Dataset records

-- Start --

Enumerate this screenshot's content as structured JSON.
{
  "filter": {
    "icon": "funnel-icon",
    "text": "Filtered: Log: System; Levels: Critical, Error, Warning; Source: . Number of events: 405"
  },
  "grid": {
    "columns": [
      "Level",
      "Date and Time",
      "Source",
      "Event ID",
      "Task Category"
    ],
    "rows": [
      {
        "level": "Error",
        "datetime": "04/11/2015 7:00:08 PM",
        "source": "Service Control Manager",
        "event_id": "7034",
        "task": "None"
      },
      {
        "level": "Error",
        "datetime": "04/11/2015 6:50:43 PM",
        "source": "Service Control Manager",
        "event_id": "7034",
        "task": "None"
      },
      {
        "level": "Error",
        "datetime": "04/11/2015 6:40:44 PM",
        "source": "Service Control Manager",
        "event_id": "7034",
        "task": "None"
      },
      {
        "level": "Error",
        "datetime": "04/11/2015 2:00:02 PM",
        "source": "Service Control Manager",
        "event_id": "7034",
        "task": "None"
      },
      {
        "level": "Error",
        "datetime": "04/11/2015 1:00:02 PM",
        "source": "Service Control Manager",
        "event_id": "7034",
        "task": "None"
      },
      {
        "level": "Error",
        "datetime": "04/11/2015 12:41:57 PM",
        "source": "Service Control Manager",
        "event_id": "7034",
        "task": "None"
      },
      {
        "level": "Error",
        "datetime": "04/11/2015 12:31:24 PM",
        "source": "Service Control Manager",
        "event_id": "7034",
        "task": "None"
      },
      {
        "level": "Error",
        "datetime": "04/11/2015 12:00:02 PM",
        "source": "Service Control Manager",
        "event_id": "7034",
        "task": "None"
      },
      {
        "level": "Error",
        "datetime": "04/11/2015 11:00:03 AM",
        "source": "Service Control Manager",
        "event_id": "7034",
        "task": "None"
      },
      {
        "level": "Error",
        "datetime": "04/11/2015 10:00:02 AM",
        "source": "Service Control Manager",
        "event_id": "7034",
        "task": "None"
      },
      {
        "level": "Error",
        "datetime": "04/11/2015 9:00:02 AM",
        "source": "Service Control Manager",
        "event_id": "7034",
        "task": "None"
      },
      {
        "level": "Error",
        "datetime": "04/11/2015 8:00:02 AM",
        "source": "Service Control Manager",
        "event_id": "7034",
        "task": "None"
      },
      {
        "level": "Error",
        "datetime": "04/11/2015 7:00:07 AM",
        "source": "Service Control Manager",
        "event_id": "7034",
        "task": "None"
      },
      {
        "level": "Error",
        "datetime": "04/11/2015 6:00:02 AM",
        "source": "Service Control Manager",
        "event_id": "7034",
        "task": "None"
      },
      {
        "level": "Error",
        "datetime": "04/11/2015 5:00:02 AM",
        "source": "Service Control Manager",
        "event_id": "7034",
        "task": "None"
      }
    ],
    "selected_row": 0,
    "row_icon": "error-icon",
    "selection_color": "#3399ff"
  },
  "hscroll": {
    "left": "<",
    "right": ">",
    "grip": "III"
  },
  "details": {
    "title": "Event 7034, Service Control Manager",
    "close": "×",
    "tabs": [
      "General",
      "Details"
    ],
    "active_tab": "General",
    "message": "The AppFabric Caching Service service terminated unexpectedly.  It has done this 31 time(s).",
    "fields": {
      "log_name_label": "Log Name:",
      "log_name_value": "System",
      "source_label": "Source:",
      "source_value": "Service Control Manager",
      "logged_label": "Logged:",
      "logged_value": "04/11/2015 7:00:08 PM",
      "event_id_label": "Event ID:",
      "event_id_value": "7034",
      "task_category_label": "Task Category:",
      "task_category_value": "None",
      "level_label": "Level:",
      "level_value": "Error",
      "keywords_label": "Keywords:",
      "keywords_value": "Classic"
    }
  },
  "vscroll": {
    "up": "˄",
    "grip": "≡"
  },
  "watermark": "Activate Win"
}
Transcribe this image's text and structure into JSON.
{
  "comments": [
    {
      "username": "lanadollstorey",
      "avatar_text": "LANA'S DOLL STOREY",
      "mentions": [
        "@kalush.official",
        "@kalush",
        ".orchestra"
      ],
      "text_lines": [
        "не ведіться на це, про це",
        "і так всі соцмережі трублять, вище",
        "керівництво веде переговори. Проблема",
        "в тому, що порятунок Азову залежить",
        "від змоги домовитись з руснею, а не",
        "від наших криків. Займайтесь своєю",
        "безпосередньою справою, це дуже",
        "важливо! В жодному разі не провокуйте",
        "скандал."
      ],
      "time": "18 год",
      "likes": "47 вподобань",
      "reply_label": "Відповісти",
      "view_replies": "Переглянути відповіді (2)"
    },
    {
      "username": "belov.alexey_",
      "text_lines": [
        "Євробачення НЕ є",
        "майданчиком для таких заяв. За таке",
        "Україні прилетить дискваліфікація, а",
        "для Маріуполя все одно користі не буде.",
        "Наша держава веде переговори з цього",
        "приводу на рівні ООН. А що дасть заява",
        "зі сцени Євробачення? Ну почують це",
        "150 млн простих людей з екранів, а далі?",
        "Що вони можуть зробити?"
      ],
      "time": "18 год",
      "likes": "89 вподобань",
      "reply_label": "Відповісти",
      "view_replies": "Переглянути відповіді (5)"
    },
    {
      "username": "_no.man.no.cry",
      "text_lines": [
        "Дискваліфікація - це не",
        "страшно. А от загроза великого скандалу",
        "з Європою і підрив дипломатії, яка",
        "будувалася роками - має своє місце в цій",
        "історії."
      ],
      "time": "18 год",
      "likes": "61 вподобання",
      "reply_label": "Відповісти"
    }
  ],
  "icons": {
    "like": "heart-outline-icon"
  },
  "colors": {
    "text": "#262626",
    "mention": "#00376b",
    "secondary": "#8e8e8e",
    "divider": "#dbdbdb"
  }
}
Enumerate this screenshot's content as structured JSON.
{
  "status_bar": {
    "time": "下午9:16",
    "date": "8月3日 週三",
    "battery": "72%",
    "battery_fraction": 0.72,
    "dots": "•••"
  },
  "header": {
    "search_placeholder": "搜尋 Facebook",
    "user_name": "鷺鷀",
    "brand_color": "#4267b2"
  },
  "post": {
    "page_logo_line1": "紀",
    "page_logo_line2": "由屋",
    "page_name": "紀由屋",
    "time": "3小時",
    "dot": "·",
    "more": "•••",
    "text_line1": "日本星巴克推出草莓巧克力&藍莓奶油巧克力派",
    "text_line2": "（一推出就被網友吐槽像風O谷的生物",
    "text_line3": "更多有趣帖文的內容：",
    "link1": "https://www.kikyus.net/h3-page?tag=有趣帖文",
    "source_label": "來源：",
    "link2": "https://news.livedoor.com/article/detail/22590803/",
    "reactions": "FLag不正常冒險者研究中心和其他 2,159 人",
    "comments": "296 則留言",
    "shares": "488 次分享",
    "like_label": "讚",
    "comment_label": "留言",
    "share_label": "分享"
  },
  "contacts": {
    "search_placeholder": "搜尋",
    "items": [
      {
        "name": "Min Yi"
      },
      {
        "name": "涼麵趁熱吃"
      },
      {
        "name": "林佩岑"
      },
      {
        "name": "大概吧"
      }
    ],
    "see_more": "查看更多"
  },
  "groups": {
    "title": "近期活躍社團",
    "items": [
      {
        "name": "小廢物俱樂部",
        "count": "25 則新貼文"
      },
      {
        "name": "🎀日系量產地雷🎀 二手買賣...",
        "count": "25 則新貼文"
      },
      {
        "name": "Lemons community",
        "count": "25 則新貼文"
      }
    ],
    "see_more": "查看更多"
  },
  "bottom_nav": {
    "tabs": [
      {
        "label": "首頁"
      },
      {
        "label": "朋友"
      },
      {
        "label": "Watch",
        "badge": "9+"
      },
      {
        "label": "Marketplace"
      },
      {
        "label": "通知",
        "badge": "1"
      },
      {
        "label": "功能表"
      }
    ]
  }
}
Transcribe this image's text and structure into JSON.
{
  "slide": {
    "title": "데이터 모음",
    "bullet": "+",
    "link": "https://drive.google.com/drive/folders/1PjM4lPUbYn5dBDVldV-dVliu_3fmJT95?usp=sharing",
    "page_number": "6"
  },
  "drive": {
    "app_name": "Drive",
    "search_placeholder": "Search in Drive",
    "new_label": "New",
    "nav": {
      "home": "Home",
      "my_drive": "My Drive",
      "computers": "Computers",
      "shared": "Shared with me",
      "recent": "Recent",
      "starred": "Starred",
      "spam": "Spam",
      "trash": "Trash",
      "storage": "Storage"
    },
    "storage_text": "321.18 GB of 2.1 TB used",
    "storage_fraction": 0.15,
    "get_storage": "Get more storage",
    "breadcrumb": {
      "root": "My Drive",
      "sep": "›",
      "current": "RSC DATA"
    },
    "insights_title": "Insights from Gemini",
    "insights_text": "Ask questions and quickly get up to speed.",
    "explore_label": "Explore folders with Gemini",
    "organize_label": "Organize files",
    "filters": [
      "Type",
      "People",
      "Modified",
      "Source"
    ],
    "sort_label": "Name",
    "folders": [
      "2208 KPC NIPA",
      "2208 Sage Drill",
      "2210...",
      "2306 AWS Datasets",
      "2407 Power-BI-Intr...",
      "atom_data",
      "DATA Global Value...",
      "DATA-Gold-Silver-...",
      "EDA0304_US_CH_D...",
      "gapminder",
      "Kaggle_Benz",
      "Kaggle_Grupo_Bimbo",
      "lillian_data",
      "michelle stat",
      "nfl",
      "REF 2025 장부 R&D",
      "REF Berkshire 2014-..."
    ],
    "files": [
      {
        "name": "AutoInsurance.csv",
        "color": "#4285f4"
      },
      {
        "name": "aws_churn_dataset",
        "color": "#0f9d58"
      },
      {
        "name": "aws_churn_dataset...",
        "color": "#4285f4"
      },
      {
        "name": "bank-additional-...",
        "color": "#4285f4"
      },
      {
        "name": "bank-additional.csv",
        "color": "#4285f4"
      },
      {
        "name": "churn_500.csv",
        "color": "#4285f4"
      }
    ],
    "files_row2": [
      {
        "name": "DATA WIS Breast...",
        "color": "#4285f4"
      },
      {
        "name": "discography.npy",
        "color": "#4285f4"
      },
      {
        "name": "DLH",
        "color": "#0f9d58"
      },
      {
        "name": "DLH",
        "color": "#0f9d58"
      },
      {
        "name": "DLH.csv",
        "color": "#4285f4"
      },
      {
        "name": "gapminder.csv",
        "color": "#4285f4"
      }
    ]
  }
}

-- End --

Set exercise - Copy out each line of the material that holds the word "likes".

Solution -
      "likes": "47 вподобань",
      "likes": "89 вподобань",
      "likes": "61 вподобання",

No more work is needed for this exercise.